European companies and research institutes are also taking an interest in MRAM. Japanese sources said Philips and Siemens are involved in MRAM research, as are European universities. The German government is interested in MRAM as a national technology project, observers said.
"The Americans and Europeans are very excited about MRAM research," said Kazuo Kobayashi, research fellow at Fujitsu Laboratories Ltd. (Atsugi, Japan). "We cannot ignore this activity."
The Advanced Technology Information Program (ATIP), a non-profit U.S. organization that studies major areas of electronics research, will sponsor an international workshop on spin electronics in Tokyo at the end of November. Spin electronics concerns the manipulation of electrons as they rotate around a nucleus and is the science behind disk-drive giant magnetoresistive (GMR) heads as well as MRAM technology.
Many of Japan's leading electronics companies are well-schooled in spin electronics because of their work in GMR. But they lag in applying the concepts to other technologies.
That situation could soon change, though. Those invited to attend the ATIP-sponsored conference include Darpa's Wolf; Gary Prinz, the Naval Research Laboratory's resident expert on magneto-electronics; senior engineers at Toshiba, Fujitsu, Hitachi and NTT; and, significantly, Koji Ando, who oversees the Electrotechnical Laboratory at Japan's powerful Ministry of International Trade and Industry. With the Asian flu having afflicted corporate R&D budgets, MITI funding is an important missing link for MRAM development in Japan.
Sources here said Ando's organization is doing much of the preliminary work to kick off a domestic research project for MRAMs, perhaps by next year or 2001. Among the companies involved in drawing up the plans are Toshiba, Fujitsu, Hitachi, NEC and Matsushita.
Production hurdles
While progress has been made in determining the structure and materials needed for MRAM development, there are still many hurdles to jump before MRAMs can be made production-worthy. That's particularly true in Japan, where no market exists for a specialized technology that to date has been defense-centric.
Among the issues to tackle are architectures, materials development, submicron manufacturing, wiring and the feasibility of integrating MRAM with logic, said Koichiro Inomata, chief fellow at Toshiba Corp.'s Research and Development Center (Kawasaki, Japan), which started researching MRAM about two years ago.
"We need big money to set up a memory line, do basic research and fund the technology," Inomata said. "Japanese companies have hesitated to put money into this, so we'll need a national project."
While Darpa's Wolf has be-come the leading evangelist or MRAM technology in the United States, "in Japan one person cannot take the initiative," said Kazuhiro Goto of ATIP. "The direction of research is usually decided by the majority of engineers. It's democratic and safe, but it can be dangerous."
Recently, however, MRAM research activity has picked up in Japan, and Japanese researchers are confident they can catch up to the West once funding and a national plan are available. Several companies here have already done initial investigations and say they have nailed down the basic structure and materials needed for MRAM.

Record set

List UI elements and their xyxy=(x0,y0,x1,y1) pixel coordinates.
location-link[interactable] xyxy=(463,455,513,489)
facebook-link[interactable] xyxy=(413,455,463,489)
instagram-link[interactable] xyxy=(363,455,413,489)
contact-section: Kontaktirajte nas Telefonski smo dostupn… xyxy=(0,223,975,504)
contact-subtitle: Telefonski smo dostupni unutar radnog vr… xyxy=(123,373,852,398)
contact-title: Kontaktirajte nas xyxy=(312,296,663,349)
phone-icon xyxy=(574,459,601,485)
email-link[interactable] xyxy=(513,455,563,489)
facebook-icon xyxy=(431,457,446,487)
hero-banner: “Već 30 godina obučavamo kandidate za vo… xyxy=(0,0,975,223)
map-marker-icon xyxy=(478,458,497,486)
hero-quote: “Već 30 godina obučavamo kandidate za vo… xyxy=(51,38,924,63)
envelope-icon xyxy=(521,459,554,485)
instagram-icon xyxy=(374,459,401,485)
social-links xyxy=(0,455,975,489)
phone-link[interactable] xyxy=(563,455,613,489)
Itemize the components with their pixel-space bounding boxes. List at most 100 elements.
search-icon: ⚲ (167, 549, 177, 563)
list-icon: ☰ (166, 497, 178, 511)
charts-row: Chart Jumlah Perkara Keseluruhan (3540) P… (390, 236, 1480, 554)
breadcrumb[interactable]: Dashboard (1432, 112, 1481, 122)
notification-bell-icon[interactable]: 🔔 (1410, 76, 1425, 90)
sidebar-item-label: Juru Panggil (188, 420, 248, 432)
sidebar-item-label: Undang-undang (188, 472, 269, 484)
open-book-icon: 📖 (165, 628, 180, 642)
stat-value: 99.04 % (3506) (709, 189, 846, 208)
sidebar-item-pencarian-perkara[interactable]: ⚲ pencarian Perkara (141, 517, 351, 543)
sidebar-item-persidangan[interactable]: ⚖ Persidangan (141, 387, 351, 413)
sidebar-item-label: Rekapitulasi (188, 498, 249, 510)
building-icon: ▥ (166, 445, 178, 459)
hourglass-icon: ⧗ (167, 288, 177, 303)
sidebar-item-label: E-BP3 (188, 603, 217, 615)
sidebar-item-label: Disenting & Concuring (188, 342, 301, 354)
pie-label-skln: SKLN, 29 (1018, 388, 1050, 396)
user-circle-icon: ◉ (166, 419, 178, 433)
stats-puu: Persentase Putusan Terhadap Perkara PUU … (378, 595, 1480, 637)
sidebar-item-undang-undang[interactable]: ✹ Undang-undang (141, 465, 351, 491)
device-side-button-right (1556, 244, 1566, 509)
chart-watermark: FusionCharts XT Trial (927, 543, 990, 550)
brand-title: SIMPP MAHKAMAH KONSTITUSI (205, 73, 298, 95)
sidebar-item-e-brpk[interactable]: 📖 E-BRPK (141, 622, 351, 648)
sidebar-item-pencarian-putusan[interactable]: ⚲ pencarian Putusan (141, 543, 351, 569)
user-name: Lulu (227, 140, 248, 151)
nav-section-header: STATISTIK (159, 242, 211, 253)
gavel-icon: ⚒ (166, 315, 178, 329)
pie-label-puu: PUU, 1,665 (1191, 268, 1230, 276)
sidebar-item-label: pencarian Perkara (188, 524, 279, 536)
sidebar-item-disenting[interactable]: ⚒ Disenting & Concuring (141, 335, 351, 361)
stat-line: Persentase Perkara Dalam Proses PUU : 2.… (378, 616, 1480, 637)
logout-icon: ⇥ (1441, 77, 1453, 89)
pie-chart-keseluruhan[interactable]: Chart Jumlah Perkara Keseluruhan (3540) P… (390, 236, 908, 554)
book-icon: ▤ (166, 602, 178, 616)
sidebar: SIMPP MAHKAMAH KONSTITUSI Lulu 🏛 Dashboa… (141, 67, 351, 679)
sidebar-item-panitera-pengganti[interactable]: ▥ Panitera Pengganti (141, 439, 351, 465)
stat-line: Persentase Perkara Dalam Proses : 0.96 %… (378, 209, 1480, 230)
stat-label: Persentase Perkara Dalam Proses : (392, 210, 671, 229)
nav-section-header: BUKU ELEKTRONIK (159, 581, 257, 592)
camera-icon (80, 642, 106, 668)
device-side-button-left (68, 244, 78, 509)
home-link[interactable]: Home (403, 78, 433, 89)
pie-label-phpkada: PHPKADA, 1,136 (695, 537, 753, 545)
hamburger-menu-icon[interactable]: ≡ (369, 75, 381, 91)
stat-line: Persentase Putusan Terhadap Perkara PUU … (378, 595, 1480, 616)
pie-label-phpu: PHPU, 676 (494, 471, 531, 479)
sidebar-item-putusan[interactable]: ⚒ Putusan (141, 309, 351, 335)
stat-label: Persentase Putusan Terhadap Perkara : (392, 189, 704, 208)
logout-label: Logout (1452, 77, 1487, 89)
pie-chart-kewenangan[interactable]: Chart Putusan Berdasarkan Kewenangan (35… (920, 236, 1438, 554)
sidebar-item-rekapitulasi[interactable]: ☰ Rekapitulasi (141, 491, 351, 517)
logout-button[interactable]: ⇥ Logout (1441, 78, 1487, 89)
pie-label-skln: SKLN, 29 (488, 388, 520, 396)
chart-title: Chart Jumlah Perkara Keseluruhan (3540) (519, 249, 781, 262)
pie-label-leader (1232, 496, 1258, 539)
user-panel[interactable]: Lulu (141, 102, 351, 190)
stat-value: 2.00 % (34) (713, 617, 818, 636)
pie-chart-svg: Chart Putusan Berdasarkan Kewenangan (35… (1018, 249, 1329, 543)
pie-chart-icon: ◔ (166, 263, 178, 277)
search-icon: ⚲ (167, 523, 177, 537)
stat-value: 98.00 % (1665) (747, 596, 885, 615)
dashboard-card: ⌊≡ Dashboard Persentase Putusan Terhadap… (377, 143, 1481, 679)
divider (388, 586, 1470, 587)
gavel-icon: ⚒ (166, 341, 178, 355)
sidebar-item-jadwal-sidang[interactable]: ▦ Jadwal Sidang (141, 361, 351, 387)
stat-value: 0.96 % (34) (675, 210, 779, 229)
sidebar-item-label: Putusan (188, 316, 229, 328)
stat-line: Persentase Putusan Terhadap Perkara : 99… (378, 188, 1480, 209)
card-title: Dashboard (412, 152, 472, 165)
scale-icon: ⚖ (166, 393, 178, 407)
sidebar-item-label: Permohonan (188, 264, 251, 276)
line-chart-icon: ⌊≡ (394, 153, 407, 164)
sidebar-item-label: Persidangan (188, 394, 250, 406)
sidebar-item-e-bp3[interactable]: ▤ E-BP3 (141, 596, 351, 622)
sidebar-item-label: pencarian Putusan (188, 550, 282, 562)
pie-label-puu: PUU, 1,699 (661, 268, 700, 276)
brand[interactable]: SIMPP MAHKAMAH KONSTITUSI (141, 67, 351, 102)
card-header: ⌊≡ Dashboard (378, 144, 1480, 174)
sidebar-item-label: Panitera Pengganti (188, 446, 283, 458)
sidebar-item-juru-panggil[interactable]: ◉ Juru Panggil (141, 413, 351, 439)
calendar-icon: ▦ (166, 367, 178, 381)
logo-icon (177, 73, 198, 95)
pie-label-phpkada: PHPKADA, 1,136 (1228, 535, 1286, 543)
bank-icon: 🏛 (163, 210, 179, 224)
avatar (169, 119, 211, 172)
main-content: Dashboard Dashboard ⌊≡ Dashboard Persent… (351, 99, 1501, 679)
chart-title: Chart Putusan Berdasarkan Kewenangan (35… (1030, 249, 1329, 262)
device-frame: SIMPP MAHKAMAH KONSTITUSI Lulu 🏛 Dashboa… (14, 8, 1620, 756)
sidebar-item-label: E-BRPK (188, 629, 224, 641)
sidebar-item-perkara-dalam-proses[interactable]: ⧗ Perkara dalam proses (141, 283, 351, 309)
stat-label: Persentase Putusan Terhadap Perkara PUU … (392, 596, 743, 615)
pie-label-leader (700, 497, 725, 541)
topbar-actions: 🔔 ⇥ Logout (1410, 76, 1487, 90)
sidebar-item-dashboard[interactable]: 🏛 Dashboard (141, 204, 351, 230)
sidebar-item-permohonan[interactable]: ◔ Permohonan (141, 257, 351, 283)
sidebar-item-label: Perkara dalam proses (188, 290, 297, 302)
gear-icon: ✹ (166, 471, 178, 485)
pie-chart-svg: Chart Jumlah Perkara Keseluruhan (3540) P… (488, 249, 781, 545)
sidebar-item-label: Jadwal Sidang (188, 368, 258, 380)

Exercise brief
Extract from the MRAM research article the passage between "Production hurdles" and "two years ago.", inclusive, copying it verbatim.

Final result
Production hurdles
While progress has been made in determining the structure and materials needed for MRAM development, there are still many hurdles to jump before MRAMs can be made production-worthy. That's particularly true in Japan, where no market exists for a specialized technology that to date has been defense-centric.
Among the issues to tackle are architectures, materials development, submicron manufacturing, wiring and the feasibility of integrating MRAM with logic, said Koichiro Inomata, chief fellow at Toshiba Corp.'s Research and Development Center (Kawasaki, Japan), which started researching MRAM about two years ago.